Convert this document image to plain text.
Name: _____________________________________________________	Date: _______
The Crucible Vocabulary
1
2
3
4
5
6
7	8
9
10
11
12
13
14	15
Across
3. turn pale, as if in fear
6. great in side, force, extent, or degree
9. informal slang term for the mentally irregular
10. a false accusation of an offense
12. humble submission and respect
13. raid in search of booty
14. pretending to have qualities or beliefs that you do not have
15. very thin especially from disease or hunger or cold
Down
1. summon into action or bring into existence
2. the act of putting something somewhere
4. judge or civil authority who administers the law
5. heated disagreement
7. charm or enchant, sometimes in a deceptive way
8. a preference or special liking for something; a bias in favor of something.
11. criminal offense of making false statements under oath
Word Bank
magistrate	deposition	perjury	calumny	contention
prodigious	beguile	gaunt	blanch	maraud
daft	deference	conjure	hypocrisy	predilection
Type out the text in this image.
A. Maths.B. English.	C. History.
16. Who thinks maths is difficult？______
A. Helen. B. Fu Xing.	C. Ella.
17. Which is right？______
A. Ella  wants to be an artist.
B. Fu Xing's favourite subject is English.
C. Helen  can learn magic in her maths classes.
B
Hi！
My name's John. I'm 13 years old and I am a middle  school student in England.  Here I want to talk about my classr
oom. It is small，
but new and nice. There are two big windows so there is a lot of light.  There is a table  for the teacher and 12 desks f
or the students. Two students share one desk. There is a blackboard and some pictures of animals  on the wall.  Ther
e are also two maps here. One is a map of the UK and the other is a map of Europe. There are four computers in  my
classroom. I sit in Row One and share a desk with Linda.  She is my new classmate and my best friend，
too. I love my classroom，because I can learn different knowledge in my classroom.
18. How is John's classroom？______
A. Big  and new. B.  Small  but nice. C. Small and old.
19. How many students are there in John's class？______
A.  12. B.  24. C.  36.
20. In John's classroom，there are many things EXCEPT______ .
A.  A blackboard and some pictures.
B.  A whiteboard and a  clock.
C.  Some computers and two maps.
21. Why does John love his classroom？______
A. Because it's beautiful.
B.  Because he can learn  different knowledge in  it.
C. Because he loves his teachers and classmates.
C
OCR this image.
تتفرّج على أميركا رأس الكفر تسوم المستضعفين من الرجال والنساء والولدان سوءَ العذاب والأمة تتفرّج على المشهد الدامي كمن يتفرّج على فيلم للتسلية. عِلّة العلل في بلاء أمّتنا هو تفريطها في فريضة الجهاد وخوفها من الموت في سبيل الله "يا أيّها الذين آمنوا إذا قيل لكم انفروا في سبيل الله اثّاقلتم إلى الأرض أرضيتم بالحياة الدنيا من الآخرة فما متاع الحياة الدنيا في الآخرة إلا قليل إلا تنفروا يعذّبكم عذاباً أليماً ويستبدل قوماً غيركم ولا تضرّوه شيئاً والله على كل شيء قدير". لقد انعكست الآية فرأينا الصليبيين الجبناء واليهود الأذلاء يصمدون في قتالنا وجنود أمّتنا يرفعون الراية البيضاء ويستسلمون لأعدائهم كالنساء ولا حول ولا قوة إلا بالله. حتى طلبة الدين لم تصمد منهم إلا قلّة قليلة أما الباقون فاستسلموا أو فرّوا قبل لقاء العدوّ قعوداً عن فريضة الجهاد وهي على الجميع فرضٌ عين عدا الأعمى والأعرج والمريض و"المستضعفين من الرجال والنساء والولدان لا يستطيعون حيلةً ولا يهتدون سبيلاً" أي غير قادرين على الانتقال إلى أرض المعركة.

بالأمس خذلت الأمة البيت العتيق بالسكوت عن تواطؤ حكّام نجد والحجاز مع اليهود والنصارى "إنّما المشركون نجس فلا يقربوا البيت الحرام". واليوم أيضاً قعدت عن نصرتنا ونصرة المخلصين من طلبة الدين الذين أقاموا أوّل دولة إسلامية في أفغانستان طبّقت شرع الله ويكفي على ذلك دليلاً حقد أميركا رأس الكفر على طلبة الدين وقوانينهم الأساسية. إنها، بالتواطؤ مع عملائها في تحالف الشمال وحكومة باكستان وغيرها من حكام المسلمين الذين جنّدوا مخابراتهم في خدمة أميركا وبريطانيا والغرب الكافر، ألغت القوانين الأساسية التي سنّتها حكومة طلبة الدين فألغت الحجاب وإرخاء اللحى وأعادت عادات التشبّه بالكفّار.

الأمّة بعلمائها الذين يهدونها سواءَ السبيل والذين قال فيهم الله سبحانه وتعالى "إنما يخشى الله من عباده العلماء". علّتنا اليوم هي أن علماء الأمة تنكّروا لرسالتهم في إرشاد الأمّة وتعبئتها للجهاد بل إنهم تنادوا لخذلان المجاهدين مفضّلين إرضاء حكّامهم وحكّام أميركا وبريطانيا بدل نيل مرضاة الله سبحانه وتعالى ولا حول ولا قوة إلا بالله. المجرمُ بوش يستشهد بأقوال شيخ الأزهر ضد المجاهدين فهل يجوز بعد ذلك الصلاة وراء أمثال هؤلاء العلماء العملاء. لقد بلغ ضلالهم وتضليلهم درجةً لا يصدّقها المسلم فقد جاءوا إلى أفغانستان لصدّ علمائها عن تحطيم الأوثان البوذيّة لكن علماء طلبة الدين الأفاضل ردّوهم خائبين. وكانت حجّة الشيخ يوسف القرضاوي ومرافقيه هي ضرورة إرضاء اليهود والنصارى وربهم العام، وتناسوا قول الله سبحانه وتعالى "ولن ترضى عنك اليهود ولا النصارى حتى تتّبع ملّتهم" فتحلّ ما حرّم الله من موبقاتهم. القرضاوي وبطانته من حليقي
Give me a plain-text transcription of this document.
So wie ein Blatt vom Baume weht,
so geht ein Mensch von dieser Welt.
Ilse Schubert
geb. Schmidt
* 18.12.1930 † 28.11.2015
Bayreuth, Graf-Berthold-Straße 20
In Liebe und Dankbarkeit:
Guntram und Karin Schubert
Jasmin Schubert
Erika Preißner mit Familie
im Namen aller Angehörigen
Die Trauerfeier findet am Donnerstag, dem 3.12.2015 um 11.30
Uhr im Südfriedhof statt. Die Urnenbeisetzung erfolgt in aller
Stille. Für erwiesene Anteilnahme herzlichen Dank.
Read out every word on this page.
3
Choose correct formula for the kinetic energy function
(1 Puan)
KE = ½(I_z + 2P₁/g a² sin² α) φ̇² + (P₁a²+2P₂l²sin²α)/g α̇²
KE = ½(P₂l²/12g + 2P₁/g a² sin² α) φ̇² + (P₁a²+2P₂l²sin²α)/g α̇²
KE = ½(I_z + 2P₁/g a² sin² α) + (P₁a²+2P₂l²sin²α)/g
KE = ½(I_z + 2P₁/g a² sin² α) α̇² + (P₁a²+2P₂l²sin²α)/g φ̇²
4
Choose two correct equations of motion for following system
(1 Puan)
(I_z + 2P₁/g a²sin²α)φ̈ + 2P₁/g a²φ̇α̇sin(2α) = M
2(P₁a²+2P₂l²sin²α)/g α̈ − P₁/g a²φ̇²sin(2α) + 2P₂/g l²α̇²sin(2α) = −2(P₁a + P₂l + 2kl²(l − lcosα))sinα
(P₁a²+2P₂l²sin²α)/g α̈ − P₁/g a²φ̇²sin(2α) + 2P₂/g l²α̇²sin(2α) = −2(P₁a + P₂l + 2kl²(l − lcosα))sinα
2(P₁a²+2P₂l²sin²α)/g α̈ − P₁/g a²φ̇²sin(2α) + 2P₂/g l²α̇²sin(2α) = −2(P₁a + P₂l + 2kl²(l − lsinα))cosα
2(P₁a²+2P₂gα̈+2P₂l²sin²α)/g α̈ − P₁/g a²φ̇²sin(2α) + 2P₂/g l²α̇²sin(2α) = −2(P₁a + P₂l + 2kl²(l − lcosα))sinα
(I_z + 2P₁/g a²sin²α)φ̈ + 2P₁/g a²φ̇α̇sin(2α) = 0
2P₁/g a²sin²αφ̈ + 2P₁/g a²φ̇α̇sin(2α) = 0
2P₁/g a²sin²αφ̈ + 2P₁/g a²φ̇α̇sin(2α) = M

* * * * * * *

• _Your instructions_: Pull out each line containing the word "this" and copy it.

• _Task solution_:
Convert this document image to plain text.
Type out the text in this image.
OCR this image.
Give me a plain-text transcription of this document.
Read out every word on this page.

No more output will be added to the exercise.